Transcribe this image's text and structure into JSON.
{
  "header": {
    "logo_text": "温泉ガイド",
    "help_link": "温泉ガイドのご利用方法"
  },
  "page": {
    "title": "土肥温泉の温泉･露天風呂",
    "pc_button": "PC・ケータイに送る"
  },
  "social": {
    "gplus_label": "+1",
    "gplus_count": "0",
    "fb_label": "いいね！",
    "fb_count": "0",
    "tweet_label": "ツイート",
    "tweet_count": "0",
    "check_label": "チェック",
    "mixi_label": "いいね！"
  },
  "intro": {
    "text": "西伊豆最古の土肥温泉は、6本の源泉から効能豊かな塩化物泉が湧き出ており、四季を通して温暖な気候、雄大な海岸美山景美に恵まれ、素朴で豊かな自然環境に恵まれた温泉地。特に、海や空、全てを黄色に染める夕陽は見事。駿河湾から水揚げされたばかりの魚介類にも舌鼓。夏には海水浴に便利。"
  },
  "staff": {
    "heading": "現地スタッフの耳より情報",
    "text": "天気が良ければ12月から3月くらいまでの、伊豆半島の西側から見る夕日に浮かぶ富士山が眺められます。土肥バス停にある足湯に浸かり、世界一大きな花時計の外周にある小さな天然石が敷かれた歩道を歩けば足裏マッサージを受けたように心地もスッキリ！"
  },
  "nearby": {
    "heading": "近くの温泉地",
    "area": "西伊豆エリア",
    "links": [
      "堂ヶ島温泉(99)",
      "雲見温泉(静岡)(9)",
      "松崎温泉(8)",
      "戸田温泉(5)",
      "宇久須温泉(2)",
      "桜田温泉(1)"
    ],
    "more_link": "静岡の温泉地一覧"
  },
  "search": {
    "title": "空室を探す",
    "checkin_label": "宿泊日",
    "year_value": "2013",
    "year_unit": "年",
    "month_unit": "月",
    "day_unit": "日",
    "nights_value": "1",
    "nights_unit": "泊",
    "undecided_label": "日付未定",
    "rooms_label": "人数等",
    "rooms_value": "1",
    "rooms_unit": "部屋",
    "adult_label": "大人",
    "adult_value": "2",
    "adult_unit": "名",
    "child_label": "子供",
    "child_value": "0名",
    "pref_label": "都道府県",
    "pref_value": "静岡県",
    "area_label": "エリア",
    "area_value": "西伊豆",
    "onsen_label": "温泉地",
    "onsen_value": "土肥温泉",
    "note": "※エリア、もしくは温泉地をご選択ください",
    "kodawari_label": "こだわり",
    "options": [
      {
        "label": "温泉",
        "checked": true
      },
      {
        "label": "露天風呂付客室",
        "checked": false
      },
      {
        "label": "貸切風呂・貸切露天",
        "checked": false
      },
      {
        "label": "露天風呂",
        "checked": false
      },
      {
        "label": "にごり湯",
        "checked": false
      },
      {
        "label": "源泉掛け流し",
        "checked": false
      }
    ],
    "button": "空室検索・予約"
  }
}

**OBJECTIVE:**
Extract the full set of entries word for word.

**ANSWER IN FULL:**
Transcribe this image's text and structure into JSON.
{
  "header": {
    "logo_text": "温泉ガイド",
    "help_link": "温泉ガイドのご利用方法"
  },
  "page": {
    "title": "土肥温泉の温泉･露天風呂",
    "pc_button": "PC・ケータイに送る"
  },
  "social": {
    "gplus_label": "+1",
    "gplus_count": "0",
    "fb_label": "いいね！",
    "fb_count": "0",
    "tweet_label": "ツイート",
    "tweet_count": "0",
    "check_label": "チェック",
    "mixi_label": "いいね！"
  },
  "intro": {
    "text": "西伊豆最古の土肥温泉は、6本の源泉から効能豊かな塩化物泉が湧き出ており、四季を通して温暖な気候、雄大な海岸美山景美に恵まれ、素朴で豊かな自然環境に恵まれた温泉地。特に、海や空、全てを黄色に染める夕陽は見事。駿河湾から水揚げされたばかりの魚介類にも舌鼓。夏には海水浴に便利。"
  },
  "staff": {
    "heading": "現地スタッフの耳より情報",
    "text": "天気が良ければ12月から3月くらいまでの、伊豆半島の西側から見る夕日に浮かぶ富士山が眺められます。土肥バス停にある足湯に浸かり、世界一大きな花時計の外周にある小さな天然石が敷かれた歩道を歩けば足裏マッサージを受けたように心地もスッキリ！"
  },
  "nearby": {
    "heading": "近くの温泉地",
    "area": "西伊豆エリア",
    "links": [
      "堂ヶ島温泉(99)",
      "雲見温泉(静岡)(9)",
      "松崎温泉(8)",
      "戸田温泉(5)",
      "宇久須温泉(2)",
      "桜田温泉(1)"
    ],
    "more_link": "静岡の温泉地一覧"
  },
  "search": {
    "title": "空室を探す",
    "checkin_label": "宿泊日",
    "year_value": "2013",
    "year_unit": "年",
    "month_unit": "月",
    "day_unit": "日",
    "nights_value": "1",
    "nights_unit": "泊",
    "undecided_label": "日付未定",
    "rooms_label": "人数等",
    "rooms_value": "1",
    "rooms_unit": "部屋",
    "adult_label": "大人",
    "adult_value": "2",
    "adult_unit": "名",
    "child_label": "子供",
    "child_value": "0名",
    "pref_label": "都道府県",
    "pref_value": "静岡県",
    "area_label": "エリア",
    "area_value": "西伊豆",
    "onsen_label": "温泉地",
    "onsen_value": "土肥温泉",
    "note": "※エリア、もしくは温泉地をご選択ください",
    "kodawari_label": "こだわり",
    "options": [
      {
        "label": "温泉",
        "checked": true
      },
      {
        "label": "露天風呂付客室",
        "checked": false
      },
      {
        "label": "貸切風呂・貸切露天",
        "checked": false
      },
      {
        "label": "露天風呂",
        "checked": false
      },
      {
        "label": "にごり湯",
        "checked": false
      },
      {
        "label": "源泉掛け流し",
        "checked": false
      }
    ],
    "button": "空室検索・予約"
  }
}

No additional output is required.